▸ Given task
Retype each record shown below, leaving every character as it is.

[Rows from a figure dataset]
— Start —

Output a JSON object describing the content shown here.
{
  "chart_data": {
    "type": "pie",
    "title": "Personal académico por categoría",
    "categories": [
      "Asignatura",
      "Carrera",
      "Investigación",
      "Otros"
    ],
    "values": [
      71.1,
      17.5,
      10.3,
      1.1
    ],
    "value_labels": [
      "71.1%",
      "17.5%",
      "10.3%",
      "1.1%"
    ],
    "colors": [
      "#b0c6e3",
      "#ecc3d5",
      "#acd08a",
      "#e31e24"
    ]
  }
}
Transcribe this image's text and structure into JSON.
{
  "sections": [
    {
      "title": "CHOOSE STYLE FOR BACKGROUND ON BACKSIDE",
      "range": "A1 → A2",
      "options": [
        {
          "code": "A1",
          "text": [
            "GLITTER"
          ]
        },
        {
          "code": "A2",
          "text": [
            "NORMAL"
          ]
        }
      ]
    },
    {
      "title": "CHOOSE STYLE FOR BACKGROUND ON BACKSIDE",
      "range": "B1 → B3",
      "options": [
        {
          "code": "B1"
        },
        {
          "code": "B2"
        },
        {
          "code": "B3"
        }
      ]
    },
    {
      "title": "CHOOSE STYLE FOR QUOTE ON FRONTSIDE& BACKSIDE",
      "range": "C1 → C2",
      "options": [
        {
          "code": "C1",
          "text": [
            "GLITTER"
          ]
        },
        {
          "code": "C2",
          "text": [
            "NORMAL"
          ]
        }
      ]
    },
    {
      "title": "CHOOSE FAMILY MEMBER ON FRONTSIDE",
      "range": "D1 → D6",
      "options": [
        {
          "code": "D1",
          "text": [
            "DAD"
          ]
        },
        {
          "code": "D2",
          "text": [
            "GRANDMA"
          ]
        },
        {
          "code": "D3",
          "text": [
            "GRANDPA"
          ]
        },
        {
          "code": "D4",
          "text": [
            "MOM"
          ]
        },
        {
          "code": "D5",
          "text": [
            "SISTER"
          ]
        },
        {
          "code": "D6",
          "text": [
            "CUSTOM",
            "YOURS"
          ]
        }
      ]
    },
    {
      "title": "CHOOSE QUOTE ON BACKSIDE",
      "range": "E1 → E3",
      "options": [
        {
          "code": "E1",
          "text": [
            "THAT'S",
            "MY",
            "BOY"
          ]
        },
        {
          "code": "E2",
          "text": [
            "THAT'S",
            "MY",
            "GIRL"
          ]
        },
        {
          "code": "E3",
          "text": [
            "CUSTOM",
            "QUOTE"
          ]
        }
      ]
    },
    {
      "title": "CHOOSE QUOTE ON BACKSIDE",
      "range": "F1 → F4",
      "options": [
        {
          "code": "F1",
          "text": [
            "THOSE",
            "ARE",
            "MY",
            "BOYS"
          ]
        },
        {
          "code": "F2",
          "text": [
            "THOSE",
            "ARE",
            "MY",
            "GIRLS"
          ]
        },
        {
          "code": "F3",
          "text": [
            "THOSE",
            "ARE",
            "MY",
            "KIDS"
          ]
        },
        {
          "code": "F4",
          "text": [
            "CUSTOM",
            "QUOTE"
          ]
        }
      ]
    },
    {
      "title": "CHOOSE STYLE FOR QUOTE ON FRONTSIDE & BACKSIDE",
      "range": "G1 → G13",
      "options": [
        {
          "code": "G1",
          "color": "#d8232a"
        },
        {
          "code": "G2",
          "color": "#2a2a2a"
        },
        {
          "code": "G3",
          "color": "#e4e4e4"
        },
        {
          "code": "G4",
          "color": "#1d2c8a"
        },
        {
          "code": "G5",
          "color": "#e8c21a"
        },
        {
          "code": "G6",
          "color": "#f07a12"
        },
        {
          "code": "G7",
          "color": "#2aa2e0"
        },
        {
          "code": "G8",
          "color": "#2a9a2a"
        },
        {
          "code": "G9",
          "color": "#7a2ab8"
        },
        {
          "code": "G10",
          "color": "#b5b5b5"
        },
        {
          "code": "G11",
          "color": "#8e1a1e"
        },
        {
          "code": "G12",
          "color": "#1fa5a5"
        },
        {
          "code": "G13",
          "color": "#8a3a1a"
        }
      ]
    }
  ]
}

— End —

▸ Solution to the exercise
Output a JSON object describing the content shown here.
{
  "chart_data": {
    "type": "pie",
    "title": "Personal académico por categoría",
    "categories": [
      "Asignatura",
      "Carrera",
      "Investigación",
      "Otros"
    ],
    "values": [
      71.1,
      17.5,
      10.3,
      1.1
    ],
    "value_labels": [
      "71.1%",
      "17.5%",
      "10.3%",
      "1.1%"
    ],
    "colors": [
      "#b0c6e3",
      "#ecc3d5",
      "#acd08a",
      "#e31e24"
    ]
  }
}
Transcribe this image's text and structure into JSON.
{
  "sections": [
    {
      "title": "CHOOSE STYLE FOR BACKGROUND ON BACKSIDE",
      "range": "A1 → A2",
      "options": [
        {
          "code": "A1",
          "text": [
            "GLITTER"
          ]
        },
        {
          "code": "A2",
          "text": [
            "NORMAL"
          ]
        }
      ]
    },
    {
      "title": "CHOOSE STYLE FOR BACKGROUND ON BACKSIDE",
      "range": "B1 → B3",
      "options": [
        {
          "code": "B1"
        },
        {
          "code": "B2"
        },
        {
          "code": "B3"
        }
      ]
    },
    {
      "title": "CHOOSE STYLE FOR QUOTE ON FRONTSIDE& BACKSIDE",
      "range": "C1 → C2",
      "options": [
        {
          "code": "C1",
          "text": [
            "GLITTER"
          ]
        },
        {
          "code": "C2",
          "text": [
            "NORMAL"
          ]
        }
      ]
    },
    {
      "title": "CHOOSE FAMILY MEMBER ON FRONTSIDE",
      "range": "D1 → D6",
      "options": [
        {
          "code": "D1",
          "text": [
            "DAD"
          ]
        },
        {
          "code": "D2",
          "text": [
            "GRANDMA"
          ]
        },
        {
          "code": "D3",
          "text": [
            "GRANDPA"
          ]
        },
        {
          "code": "D4",
          "text": [
            "MOM"
          ]
        },
        {
          "code": "D5",
          "text": [
            "SISTER"
          ]
        },
        {
          "code": "D6",
          "text": [
            "CUSTOM",
            "YOURS"
          ]
        }
      ]
    },
    {
      "title": "CHOOSE QUOTE ON BACKSIDE",
      "range": "E1 → E3",
      "options": [
        {
          "code": "E1",
          "text": [
            "THAT'S",
            "MY",
            "BOY"
          ]
        },
        {
          "code": "E2",
          "text": [
            "THAT'S",
            "MY",
            "GIRL"
          ]
        },
        {
          "code": "E3",
          "text": [
            "CUSTOM",
            "QUOTE"
          ]
        }
      ]
    },
    {
      "title": "CHOOSE QUOTE ON BACKSIDE",
      "range": "F1 → F4",
      "options": [
        {
          "code": "F1",
          "text": [
            "THOSE",
            "ARE",
            "MY",
            "BOYS"
          ]
        },
        {
          "code": "F2",
          "text": [
            "THOSE",
            "ARE",
            "MY",
            "GIRLS"
          ]
        },
        {
          "code": "F3",
          "text": [
            "THOSE",
            "ARE",
            "MY",
            "KIDS"
          ]
        },
        {
          "code": "F4",
          "text": [
            "CUSTOM",
            "QUOTE"
          ]
        }
      ]
    },
    {
      "title": "CHOOSE STYLE FOR QUOTE ON FRONTSIDE & BACKSIDE",
      "range": "G1 → G13",
      "options": [
        {
          "code": "G1",
          "color": "#d8232a"
        },
        {
          "code": "G2",
          "color": "#2a2a2a"
        },
        {
          "code": "G3",
          "color": "#e4e4e4"
        },
        {
          "code": "G4",
          "color": "#1d2c8a"
        },
        {
          "code": "G5",
          "color": "#e8c21a"
        },
        {
          "code": "G6",
          "color": "#f07a12"
        },
        {
          "code": "G7",
          "color": "#2aa2e0"
        },
        {
          "code": "G8",
          "color": "#2a9a2a"
        },
        {
          "code": "G9",
          "color": "#7a2ab8"
        },
        {
          "code": "G10",
          "color": "#b5b5b5"
        },
        {
          "code": "G11",
          "color": "#8e1a1e"
        },
        {
          "code": "G12",
          "color": "#1fa5a5"
        },
        {
          "code": "G13",
          "color": "#8a3a1a"
        }
      ]
    }
  ]
}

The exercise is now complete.